▸ **Task brief**:
Write out the full set of records exactly. Any pictures in them do not belong in the copy.

▸ **Supplied data**:

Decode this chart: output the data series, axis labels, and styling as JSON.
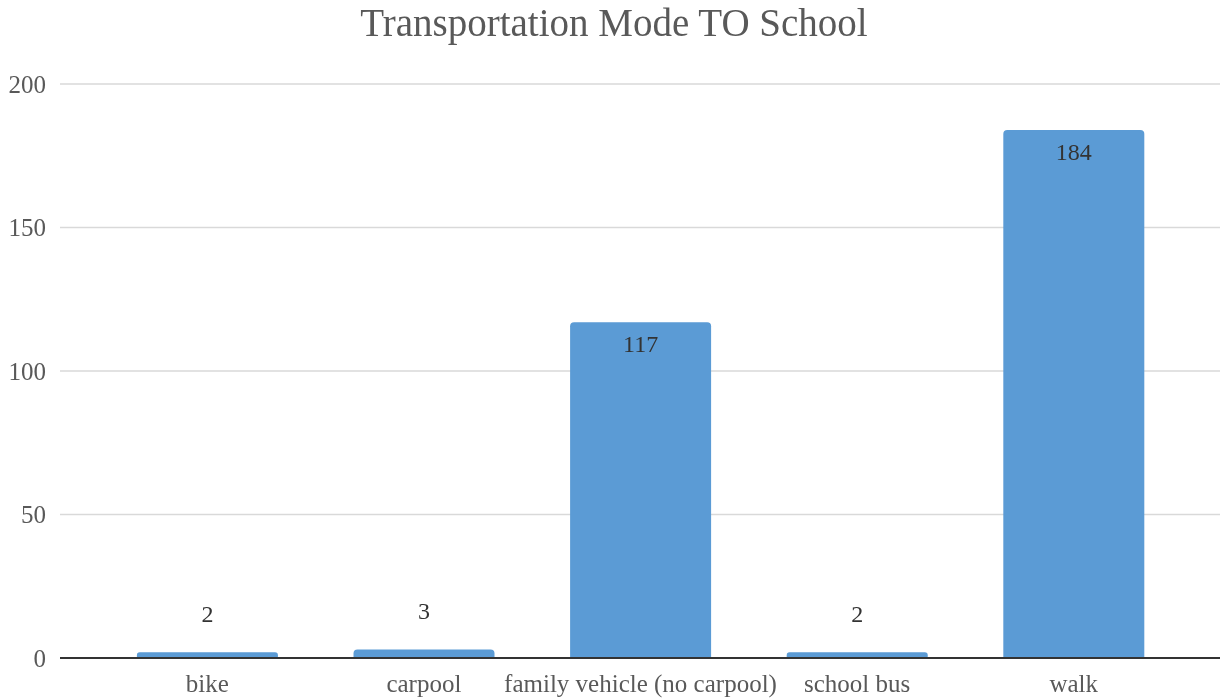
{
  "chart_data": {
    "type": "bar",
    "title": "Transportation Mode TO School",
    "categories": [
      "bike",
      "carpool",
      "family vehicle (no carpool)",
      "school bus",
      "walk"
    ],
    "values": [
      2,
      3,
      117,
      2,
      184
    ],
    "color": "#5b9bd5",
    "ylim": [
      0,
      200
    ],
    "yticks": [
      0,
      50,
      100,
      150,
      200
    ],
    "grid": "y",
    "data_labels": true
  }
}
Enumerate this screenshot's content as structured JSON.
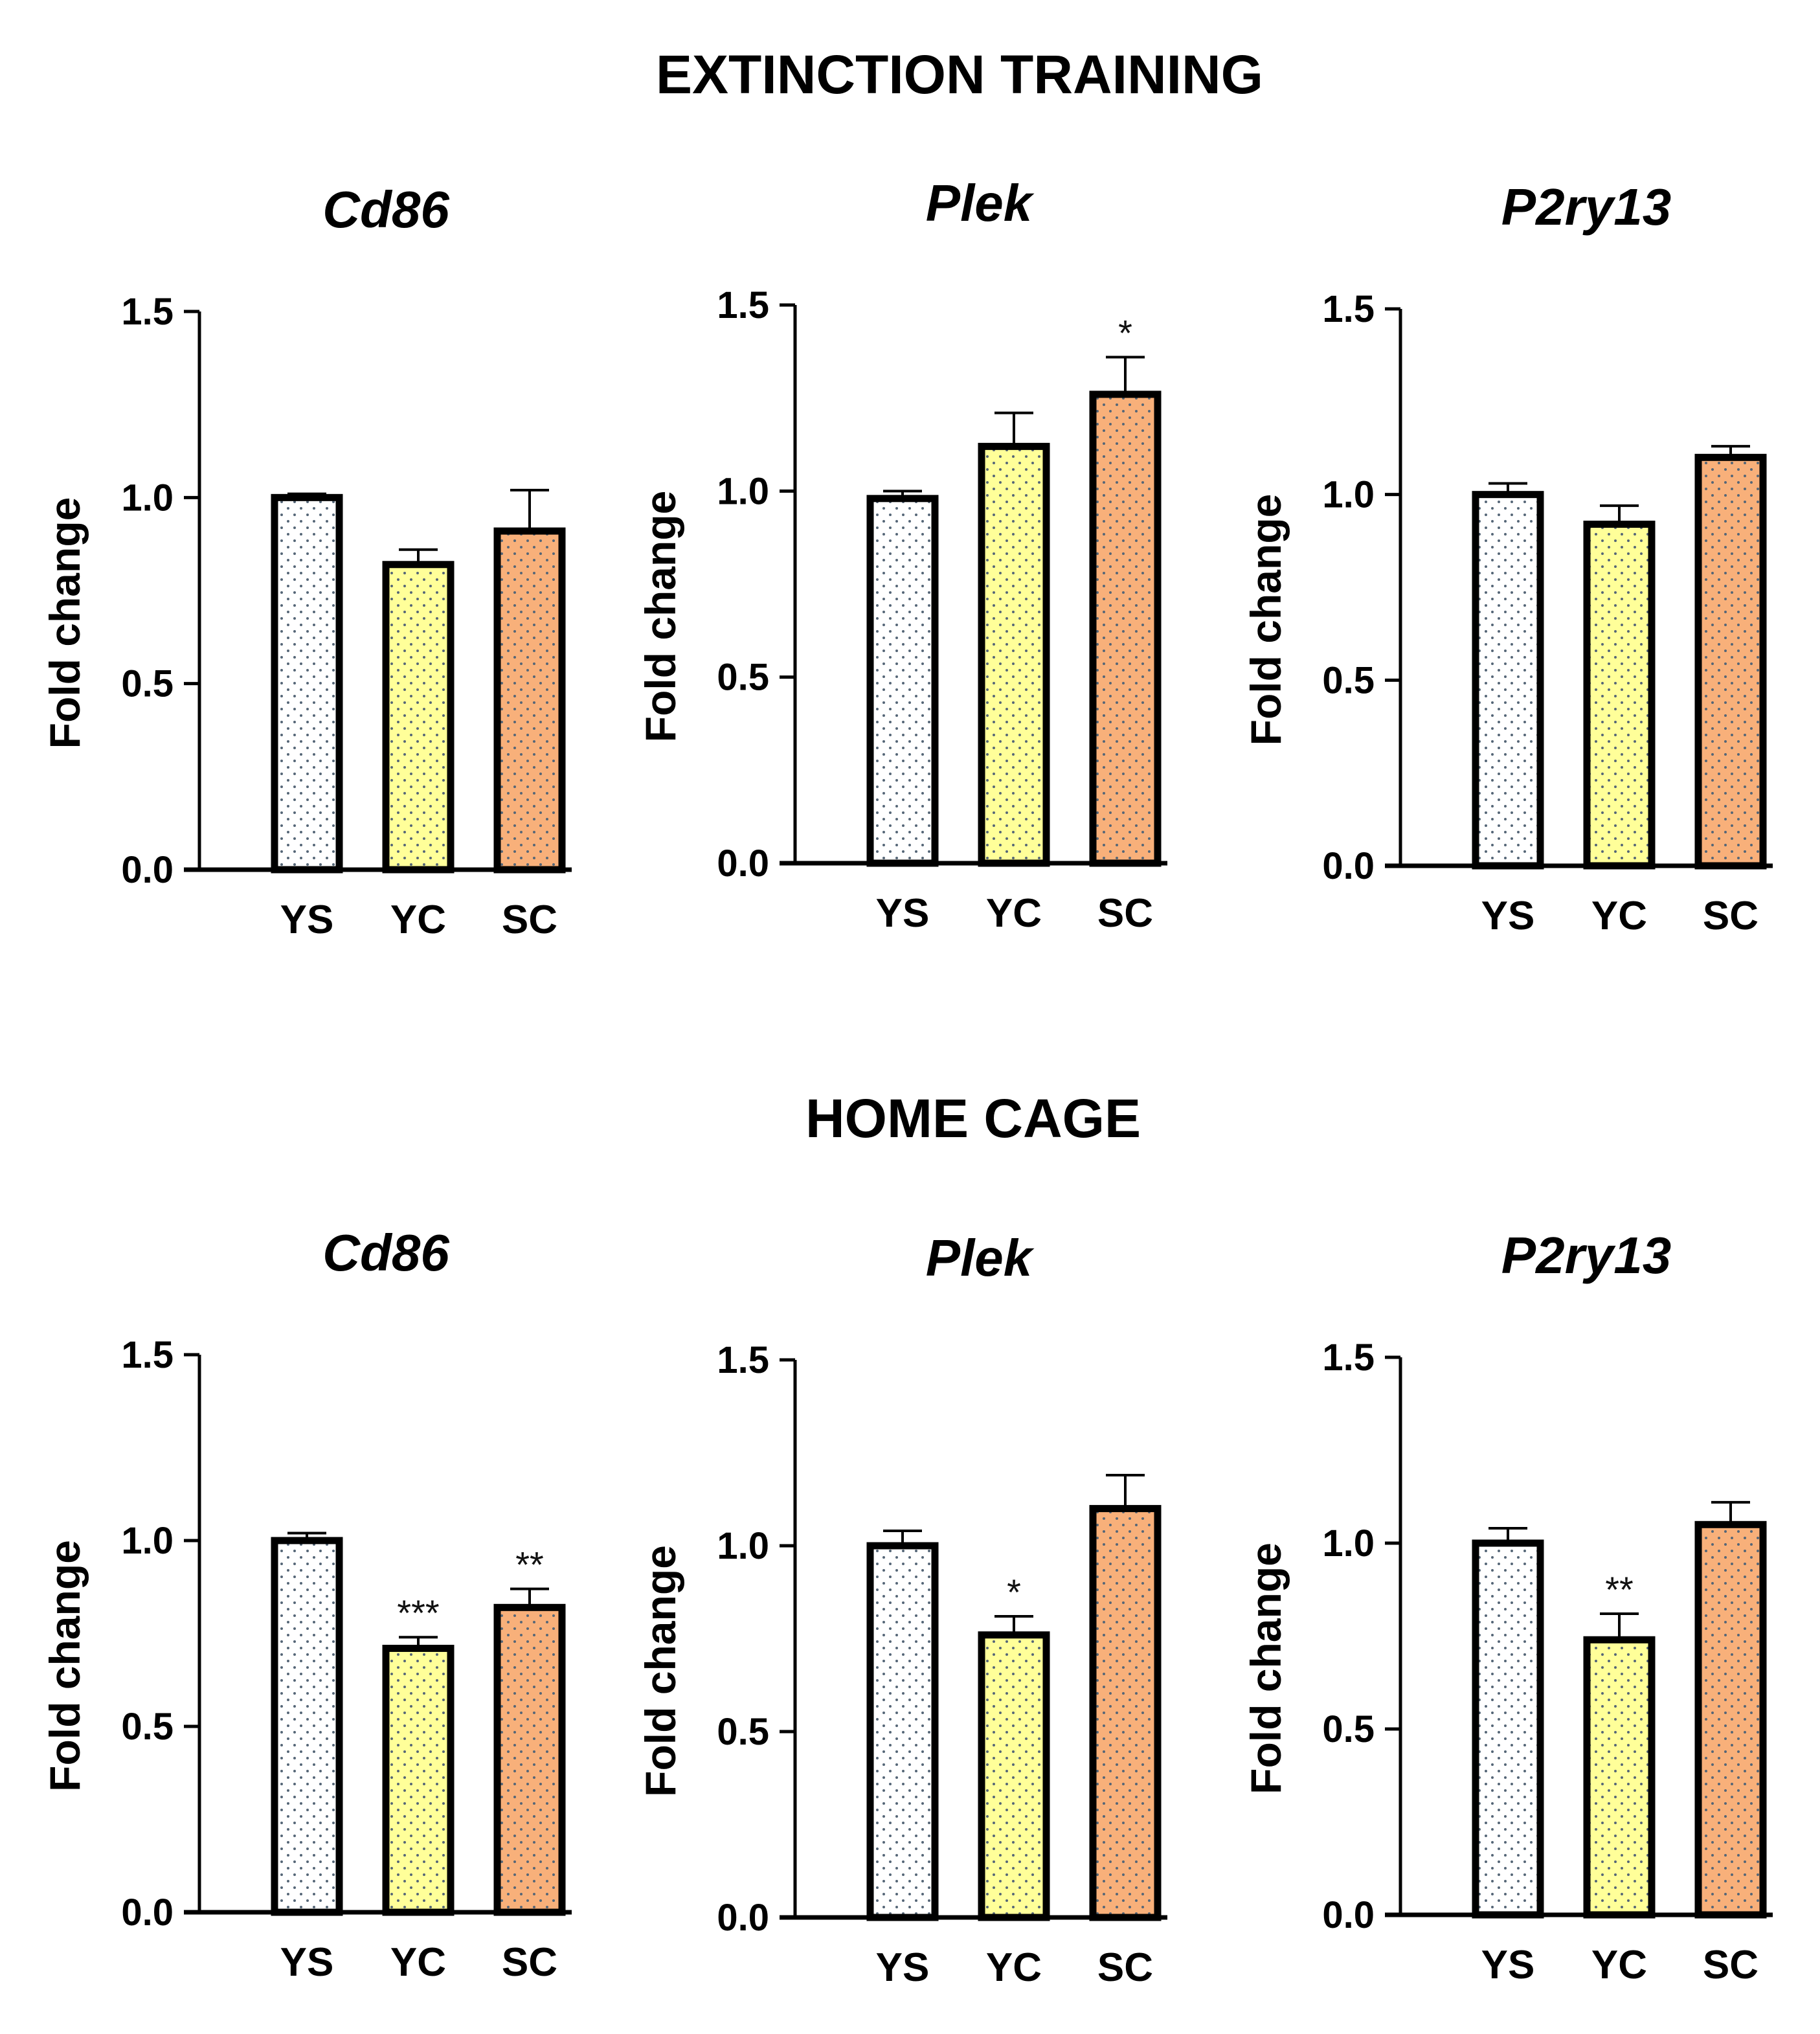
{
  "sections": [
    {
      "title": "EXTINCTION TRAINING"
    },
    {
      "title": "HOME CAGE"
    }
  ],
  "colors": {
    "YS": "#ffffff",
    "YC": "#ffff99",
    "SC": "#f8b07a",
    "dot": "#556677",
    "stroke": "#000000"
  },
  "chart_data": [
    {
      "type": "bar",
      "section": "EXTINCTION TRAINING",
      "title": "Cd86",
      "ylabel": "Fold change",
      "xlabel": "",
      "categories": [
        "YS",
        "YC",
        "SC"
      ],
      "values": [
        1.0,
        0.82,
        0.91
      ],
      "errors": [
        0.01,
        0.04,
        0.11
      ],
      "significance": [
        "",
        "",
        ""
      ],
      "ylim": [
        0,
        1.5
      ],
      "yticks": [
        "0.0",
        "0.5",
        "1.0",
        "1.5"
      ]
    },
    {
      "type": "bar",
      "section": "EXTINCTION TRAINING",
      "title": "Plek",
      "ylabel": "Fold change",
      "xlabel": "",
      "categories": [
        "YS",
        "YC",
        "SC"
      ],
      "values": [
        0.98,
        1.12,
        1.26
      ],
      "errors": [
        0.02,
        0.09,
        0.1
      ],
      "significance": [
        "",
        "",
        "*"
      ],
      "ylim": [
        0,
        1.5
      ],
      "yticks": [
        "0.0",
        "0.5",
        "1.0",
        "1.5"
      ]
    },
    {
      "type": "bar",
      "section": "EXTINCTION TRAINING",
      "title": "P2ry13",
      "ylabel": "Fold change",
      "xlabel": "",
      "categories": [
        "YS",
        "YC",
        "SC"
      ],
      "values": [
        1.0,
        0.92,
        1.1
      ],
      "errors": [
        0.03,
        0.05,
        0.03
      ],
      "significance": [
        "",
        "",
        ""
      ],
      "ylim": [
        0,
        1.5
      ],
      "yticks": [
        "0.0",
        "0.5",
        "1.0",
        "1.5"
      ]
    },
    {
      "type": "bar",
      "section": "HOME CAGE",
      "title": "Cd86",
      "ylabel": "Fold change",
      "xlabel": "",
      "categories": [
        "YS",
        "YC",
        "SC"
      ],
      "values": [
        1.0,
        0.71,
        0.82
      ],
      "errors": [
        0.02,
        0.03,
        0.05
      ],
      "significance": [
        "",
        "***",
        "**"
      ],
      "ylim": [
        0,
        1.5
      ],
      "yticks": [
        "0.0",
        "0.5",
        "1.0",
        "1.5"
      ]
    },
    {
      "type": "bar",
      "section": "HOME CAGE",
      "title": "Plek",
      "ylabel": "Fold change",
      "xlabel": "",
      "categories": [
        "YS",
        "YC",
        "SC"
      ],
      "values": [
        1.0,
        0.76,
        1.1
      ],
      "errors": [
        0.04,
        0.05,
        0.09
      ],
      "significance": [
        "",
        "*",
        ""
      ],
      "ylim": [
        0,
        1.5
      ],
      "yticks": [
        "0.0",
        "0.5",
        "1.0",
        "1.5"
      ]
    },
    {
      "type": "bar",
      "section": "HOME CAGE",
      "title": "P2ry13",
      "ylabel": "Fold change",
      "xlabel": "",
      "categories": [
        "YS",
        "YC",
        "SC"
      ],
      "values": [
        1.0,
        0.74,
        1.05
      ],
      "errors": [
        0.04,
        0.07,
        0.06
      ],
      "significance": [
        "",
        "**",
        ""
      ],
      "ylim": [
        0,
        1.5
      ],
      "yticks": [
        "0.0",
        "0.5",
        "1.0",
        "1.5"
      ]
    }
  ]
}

▸ **Correct output**:
Decode this chart: output the data series, axis labels, and styling as JSON.
{
  "chart_data": {
    "type": "bar",
    "title": "Transportation Mode TO School",
    "categories": [
      "bike",
      "carpool",
      "family vehicle (no carpool)",
      "school bus",
      "walk"
    ],
    "values": [
      2,
      3,
      117,
      2,
      184
    ],
    "color": "#5b9bd5",
    "ylim": [
      0,
      200
    ],
    "yticks": [
      0,
      50,
      100,
      150,
      200
    ],
    "grid": "y",
    "data_labels": true
  }
}
Enumerate this screenshot's content as structured JSON.
{
  "sections": [
    {
      "title": "EXTINCTION TRAINING"
    },
    {
      "title": "HOME CAGE"
    }
  ],
  "colors": {
    "YS": "#ffffff",
    "YC": "#ffff99",
    "SC": "#f8b07a",
    "dot": "#556677",
    "stroke": "#000000"
  },
  "chart_data": [
    {
      "type": "bar",
      "section": "EXTINCTION TRAINING",
      "title": "Cd86",
      "ylabel": "Fold change",
      "xlabel": "",
      "categories": [
        "YS",
        "YC",
        "SC"
      ],
      "values": [
        1.0,
        0.82,
        0.91
      ],
      "errors": [
        0.01,
        0.04,
        0.11
      ],
      "significance": [
        "",
        "",
        ""
      ],
      "ylim": [
        0,
        1.5
      ],
      "yticks": [
        "0.0",
        "0.5",
        "1.0",
        "1.5"
      ]
    },
    {
      "type": "bar",
      "section": "EXTINCTION TRAINING",
      "title": "Plek",
      "ylabel": "Fold change",
      "xlabel": "",
      "categories": [
        "YS",
        "YC",
        "SC"
      ],
      "values": [
        0.98,
        1.12,
        1.26
      ],
      "errors": [
        0.02,
        0.09,
        0.1
      ],
      "significance": [
        "",
        "",
        "*"
      ],
      "ylim": [
        0,
        1.5
      ],
      "yticks": [
        "0.0",
        "0.5",
        "1.0",
        "1.5"
      ]
    },
    {
      "type": "bar",
      "section": "EXTINCTION TRAINING",
      "title": "P2ry13",
      "ylabel": "Fold change",
      "xlabel": "",
      "categories": [
        "YS",
        "YC",
        "SC"
      ],
      "values": [
        1.0,
        0.92,
        1.1
      ],
      "errors": [
        0.03,
        0.05,
        0.03
      ],
      "significance": [
        "",
        "",
        ""
      ],
      "ylim": [
        0,
        1.5
      ],
      "yticks": [
        "0.0",
        "0.5",
        "1.0",
        "1.5"
      ]
    },
    {
      "type": "bar",
      "section": "HOME CAGE",
      "title": "Cd86",
      "ylabel": "Fold change",
      "xlabel": "",
      "categories": [
        "YS",
        "YC",
        "SC"
      ],
      "values": [
        1.0,
        0.71,
        0.82
      ],
      "errors": [
        0.02,
        0.03,
        0.05
      ],
      "significance": [
        "",
        "***",
        "**"
      ],
      "ylim": [
        0,
        1.5
      ],
      "yticks": [
        "0.0",
        "0.5",
        "1.0",
        "1.5"
      ]
    },
    {
      "type": "bar",
      "section": "HOME CAGE",
      "title": "Plek",
      "ylabel": "Fold change",
      "xlabel": "",
      "categories": [
        "YS",
        "YC",
        "SC"
      ],
      "values": [
        1.0,
        0.76,
        1.1
      ],
      "errors": [
        0.04,
        0.05,
        0.09
      ],
      "significance": [
        "",
        "*",
        ""
      ],
      "ylim": [
        0,
        1.5
      ],
      "yticks": [
        "0.0",
        "0.5",
        "1.0",
        "1.5"
      ]
    },
    {
      "type": "bar",
      "section": "HOME CAGE",
      "title": "P2ry13",
      "ylabel": "Fold change",
      "xlabel": "",
      "categories": [
        "YS",
        "YC",
        "SC"
      ],
      "values": [
        1.0,
        0.74,
        1.05
      ],
      "errors": [
        0.04,
        0.07,
        0.06
      ],
      "significance": [
        "",
        "**",
        ""
      ],
      "ylim": [
        0,
        1.5
      ],
      "yticks": [
        "0.0",
        "0.5",
        "1.0",
        "1.5"
      ]
    }
  ]
}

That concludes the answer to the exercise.